• [Exercise details]
Every line containing the word "shared" needs to be found and copied.

-*-*-

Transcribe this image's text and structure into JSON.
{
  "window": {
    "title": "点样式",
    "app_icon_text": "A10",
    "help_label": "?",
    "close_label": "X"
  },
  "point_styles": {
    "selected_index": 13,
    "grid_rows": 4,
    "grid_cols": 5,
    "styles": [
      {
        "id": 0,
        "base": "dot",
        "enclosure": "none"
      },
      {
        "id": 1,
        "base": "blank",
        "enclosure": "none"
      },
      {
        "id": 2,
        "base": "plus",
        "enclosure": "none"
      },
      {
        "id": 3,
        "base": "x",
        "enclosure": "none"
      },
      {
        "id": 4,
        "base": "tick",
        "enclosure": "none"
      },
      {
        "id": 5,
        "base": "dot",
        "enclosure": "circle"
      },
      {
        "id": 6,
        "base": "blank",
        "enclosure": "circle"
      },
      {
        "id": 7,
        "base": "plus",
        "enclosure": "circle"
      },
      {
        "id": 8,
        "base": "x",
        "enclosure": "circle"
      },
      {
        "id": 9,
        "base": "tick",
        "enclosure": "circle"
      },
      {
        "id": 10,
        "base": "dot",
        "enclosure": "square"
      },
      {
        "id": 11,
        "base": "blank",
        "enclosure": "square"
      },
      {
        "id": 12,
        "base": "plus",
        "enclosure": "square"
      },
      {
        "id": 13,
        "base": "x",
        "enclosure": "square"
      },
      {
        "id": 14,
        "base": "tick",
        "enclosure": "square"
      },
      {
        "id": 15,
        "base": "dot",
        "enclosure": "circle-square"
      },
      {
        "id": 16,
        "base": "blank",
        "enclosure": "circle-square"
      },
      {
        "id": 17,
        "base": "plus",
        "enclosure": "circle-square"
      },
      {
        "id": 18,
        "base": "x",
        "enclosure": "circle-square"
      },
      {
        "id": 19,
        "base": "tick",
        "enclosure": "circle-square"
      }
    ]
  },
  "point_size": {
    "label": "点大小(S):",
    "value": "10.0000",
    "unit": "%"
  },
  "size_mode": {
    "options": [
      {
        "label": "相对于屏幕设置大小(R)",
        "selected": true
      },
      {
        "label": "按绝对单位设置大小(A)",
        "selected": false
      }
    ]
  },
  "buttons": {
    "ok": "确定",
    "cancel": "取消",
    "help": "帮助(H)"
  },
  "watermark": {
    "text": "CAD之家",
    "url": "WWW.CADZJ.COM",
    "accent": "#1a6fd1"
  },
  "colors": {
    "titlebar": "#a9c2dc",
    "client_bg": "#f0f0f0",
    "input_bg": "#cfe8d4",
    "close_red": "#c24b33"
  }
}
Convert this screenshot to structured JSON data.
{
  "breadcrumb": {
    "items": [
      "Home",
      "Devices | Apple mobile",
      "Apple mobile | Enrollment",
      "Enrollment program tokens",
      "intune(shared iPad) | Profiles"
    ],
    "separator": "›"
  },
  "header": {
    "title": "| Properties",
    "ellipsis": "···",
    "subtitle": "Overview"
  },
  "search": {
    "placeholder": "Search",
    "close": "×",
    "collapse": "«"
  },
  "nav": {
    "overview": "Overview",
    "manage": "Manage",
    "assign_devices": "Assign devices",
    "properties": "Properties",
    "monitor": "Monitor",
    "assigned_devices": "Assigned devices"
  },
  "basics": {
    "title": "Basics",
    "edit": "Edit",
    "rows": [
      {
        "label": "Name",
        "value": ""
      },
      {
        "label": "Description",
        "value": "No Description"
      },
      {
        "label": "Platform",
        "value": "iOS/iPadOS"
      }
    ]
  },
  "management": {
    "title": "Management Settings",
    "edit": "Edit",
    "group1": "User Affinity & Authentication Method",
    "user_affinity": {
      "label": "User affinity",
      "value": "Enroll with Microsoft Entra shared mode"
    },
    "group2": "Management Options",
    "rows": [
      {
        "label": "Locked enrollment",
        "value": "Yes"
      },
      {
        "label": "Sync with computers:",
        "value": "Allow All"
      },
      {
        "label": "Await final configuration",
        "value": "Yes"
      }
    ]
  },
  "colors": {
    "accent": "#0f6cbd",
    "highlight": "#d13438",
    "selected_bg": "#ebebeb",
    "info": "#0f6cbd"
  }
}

-*-*-

• [Exercise solution]
      "intune(shared iPad) | Profiles"
      "value": "Enroll with Microsoft Entra shared mode"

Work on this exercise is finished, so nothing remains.